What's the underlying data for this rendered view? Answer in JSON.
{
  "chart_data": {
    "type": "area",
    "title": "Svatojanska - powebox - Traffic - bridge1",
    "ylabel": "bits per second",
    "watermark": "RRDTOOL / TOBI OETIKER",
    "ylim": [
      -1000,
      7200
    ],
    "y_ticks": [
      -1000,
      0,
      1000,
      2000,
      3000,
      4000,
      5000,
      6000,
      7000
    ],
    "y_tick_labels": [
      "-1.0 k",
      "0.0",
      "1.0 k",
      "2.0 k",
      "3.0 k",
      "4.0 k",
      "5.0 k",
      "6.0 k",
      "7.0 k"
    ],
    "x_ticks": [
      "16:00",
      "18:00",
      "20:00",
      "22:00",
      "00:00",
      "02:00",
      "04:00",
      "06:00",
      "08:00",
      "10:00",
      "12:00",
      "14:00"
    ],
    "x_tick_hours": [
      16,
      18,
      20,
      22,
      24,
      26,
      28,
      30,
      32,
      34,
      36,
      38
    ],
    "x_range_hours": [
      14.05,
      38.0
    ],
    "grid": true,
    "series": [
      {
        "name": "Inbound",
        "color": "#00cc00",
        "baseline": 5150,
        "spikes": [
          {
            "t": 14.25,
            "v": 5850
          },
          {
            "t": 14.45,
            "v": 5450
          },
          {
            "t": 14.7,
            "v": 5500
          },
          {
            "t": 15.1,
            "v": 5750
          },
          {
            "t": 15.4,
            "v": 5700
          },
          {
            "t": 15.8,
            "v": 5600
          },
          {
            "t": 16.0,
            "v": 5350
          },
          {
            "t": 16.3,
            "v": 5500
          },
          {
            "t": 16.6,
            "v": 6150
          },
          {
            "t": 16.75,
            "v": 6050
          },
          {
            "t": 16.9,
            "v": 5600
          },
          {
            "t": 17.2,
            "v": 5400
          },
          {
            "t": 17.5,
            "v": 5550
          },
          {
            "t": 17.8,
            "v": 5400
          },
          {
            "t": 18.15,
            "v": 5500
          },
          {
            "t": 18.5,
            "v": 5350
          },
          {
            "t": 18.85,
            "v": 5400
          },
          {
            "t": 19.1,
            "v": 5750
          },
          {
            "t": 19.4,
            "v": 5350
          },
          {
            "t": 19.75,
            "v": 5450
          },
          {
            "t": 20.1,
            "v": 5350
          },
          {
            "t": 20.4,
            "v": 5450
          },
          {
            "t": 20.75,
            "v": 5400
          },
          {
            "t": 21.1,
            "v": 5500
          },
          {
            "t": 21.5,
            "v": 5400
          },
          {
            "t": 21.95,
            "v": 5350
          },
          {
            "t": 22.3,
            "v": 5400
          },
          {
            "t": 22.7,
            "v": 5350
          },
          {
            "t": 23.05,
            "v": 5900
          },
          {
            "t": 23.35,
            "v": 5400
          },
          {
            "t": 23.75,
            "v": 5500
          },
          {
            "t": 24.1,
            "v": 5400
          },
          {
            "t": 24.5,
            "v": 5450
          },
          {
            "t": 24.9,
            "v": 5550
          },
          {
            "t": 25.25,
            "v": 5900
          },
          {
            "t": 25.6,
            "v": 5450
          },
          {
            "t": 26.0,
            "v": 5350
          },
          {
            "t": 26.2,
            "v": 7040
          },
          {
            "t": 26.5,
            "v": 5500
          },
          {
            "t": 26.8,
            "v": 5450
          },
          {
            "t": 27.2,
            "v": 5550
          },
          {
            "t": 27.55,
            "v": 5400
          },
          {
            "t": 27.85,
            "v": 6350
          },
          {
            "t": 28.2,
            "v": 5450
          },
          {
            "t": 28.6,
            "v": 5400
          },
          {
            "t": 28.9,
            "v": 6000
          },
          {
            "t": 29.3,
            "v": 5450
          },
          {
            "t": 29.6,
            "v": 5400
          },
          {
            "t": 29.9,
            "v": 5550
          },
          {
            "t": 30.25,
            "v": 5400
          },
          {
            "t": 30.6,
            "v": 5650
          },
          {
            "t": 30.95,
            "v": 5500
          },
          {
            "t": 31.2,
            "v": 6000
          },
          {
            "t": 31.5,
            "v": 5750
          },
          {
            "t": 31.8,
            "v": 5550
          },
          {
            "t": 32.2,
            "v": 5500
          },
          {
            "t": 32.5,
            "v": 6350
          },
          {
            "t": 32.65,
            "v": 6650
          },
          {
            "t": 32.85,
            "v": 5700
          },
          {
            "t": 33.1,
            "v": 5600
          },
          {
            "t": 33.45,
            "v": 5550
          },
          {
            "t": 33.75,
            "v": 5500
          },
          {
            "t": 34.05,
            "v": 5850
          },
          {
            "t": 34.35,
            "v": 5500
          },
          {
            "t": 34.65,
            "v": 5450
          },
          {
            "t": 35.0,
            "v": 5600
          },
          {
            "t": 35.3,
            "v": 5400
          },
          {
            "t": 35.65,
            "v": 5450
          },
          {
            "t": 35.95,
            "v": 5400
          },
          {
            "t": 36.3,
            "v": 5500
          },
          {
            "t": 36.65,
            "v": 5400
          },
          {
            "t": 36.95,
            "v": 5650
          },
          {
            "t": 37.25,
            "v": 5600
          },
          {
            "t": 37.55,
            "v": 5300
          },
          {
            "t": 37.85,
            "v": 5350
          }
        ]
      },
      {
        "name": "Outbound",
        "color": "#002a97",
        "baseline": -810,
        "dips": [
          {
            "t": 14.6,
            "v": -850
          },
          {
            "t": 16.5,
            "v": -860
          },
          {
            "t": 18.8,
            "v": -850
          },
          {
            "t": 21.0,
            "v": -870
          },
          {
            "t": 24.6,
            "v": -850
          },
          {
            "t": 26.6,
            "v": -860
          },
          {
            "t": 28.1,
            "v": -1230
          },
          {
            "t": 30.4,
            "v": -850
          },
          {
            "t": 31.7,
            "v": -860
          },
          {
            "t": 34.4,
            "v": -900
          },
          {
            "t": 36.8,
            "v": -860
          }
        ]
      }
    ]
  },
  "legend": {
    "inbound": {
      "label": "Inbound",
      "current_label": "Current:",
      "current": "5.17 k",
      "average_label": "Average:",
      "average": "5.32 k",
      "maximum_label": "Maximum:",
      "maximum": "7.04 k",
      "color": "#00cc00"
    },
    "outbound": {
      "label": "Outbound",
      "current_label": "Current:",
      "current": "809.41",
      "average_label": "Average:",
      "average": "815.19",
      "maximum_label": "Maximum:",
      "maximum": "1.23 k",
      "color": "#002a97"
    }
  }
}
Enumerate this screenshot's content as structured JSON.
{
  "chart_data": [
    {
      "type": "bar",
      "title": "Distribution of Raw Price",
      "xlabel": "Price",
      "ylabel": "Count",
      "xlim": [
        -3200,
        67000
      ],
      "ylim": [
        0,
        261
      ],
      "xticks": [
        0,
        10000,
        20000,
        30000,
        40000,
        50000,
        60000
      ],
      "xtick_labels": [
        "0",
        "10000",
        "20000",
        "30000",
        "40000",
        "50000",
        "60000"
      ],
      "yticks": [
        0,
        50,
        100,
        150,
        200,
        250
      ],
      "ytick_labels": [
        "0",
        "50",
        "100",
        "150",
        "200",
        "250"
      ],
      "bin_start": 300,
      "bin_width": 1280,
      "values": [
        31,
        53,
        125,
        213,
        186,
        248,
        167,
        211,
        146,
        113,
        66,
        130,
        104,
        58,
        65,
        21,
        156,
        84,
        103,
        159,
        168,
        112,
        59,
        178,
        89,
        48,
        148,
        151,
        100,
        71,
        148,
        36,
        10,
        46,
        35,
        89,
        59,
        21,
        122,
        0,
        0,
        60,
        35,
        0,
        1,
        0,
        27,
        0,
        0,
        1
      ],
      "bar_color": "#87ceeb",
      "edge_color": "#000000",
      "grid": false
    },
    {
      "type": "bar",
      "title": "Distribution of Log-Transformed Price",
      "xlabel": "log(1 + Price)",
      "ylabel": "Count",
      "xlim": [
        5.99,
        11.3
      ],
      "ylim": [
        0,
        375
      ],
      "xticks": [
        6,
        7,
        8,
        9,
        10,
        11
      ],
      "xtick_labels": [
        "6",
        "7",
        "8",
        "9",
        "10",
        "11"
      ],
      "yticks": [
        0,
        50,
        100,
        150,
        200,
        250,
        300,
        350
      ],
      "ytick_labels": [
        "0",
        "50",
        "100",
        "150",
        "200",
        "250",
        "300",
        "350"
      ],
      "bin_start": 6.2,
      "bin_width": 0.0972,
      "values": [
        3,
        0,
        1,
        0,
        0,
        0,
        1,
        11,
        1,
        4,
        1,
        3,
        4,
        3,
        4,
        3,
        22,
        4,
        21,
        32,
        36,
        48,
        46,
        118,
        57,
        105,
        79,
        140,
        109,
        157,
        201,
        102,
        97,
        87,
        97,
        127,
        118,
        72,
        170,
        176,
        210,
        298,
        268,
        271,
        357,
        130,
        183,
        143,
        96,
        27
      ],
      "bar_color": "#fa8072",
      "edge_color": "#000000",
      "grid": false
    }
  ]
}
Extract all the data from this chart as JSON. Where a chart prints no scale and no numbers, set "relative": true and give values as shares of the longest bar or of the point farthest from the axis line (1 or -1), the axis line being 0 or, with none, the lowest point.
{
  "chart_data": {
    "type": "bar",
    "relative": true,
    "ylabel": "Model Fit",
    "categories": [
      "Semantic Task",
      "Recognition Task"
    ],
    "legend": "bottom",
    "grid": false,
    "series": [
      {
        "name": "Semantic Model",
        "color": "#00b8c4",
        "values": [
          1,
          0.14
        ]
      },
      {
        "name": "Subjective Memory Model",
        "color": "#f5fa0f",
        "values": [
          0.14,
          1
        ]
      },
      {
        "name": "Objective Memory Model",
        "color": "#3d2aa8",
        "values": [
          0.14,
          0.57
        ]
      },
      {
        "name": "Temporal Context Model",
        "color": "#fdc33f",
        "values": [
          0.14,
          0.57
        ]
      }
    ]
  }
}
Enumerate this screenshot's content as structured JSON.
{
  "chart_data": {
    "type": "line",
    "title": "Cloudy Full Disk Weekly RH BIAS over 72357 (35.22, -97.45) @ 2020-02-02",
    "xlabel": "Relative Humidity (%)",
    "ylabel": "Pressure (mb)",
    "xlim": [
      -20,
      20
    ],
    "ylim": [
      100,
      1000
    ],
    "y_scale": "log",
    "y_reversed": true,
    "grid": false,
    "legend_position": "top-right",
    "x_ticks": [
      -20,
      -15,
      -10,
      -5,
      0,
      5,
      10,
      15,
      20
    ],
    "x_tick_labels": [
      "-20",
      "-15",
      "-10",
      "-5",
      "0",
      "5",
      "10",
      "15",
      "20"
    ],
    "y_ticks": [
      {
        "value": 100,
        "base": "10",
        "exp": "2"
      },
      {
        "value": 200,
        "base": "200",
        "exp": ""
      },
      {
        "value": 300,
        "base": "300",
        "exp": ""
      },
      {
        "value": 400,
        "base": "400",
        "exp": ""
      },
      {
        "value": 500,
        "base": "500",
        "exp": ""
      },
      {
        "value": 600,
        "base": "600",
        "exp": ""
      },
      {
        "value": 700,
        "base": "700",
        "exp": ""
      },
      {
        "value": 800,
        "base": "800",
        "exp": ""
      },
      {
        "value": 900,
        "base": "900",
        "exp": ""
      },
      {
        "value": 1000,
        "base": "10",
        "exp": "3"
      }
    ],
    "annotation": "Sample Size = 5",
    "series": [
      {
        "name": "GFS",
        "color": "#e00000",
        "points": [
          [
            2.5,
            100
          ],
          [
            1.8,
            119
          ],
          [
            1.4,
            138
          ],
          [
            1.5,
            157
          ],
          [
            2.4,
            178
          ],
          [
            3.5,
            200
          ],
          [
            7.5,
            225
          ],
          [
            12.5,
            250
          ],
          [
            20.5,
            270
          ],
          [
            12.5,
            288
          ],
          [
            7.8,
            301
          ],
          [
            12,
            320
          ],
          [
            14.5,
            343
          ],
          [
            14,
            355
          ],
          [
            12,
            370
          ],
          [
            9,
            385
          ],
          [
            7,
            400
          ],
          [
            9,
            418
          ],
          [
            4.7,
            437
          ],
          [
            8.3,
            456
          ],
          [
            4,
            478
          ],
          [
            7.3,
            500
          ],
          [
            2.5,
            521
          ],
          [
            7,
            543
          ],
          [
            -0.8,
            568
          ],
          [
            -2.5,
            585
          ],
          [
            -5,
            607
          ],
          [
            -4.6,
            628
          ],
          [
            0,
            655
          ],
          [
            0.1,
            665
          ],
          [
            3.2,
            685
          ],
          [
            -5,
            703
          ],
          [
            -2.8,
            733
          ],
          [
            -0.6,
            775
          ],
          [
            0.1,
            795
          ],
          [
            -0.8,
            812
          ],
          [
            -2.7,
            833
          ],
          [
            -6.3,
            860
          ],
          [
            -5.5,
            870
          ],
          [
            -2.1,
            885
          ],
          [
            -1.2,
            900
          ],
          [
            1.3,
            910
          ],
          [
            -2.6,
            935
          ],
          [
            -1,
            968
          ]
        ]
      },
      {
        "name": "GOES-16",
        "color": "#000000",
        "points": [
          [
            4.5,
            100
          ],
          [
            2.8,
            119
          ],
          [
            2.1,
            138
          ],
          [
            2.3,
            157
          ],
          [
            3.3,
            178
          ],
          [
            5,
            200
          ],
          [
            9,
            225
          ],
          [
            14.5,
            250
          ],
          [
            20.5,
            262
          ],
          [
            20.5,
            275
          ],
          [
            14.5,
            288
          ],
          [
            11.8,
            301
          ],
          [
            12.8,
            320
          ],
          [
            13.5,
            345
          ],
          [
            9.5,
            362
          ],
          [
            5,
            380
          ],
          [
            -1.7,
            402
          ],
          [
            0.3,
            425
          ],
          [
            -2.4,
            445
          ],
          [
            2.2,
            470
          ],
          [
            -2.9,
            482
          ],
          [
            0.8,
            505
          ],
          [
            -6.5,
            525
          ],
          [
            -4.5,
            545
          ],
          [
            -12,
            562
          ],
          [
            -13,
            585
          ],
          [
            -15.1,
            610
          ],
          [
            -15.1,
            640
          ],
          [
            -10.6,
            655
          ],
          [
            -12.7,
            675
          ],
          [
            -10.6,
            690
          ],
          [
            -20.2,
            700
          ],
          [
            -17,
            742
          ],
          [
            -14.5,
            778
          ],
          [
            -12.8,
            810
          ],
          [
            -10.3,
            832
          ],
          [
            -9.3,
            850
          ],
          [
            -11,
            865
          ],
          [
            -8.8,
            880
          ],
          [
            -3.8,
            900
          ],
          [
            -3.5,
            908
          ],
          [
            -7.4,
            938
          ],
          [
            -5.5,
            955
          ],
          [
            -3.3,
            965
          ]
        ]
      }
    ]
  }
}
_ _ _ _
YOUR OBJECTIVE
State how many lines in the records above contain the word "Price", and give only that number.

SOLUTION TO THIS TASK
4